### SHORT EXERCISE
Pictures stay out of your copy, but everything else in the records below must be repeated exactly.

Stored entries:
------------

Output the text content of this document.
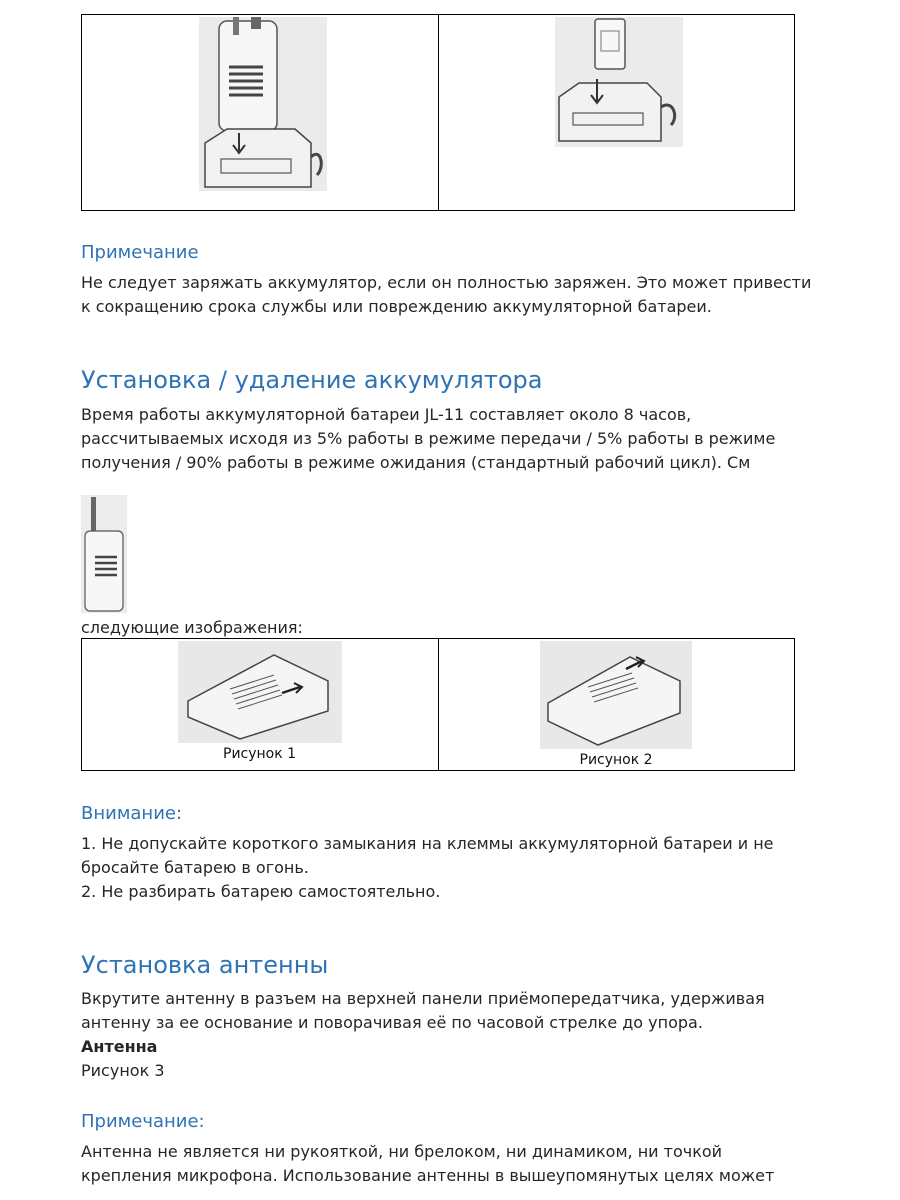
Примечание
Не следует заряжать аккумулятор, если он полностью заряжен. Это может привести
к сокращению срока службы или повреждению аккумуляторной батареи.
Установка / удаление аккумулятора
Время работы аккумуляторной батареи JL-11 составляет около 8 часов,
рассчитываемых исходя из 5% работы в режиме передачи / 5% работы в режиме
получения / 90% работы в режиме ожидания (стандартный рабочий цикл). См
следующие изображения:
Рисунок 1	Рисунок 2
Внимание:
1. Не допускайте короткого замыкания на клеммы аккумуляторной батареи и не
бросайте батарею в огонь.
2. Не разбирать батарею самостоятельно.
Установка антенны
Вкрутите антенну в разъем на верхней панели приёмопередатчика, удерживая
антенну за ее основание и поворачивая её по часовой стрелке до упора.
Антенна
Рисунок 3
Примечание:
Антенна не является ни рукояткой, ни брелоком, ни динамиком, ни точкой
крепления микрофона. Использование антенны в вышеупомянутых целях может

------------

### SOLUTION TO THE PROBLEM
Output the text content of this document.
Примечание
Не следует заряжать аккумулятор, если он полностью заряжен. Это может привести
к сокращению срока службы или повреждению аккумуляторной батареи.
Установка / удаление аккумулятора
Время работы аккумуляторной батареи JL-11 составляет около 8 часов,
рассчитываемых исходя из 5% работы в режиме передачи / 5% работы в режиме
получения / 90% работы в режиме ожидания (стандартный рабочий цикл). См
следующие изображения:
Рисунок 1	Рисунок 2
Внимание:
1. Не допускайте короткого замыкания на клеммы аккумуляторной батареи и не
бросайте батарею в огонь.
2. Не разбирать батарею самостоятельно.
Установка антенны
Вкрутите антенну в разъем на верхней панели приёмопередатчика, удерживая
антенну за ее основание и поворачивая её по часовой стрелке до упора.
Антенна
Рисунок 3
Примечание:
Антенна не является ни рукояткой, ни брелоком, ни динамиком, ни точкой
крепления микрофона. Использование антенны в вышеупомянутых целях может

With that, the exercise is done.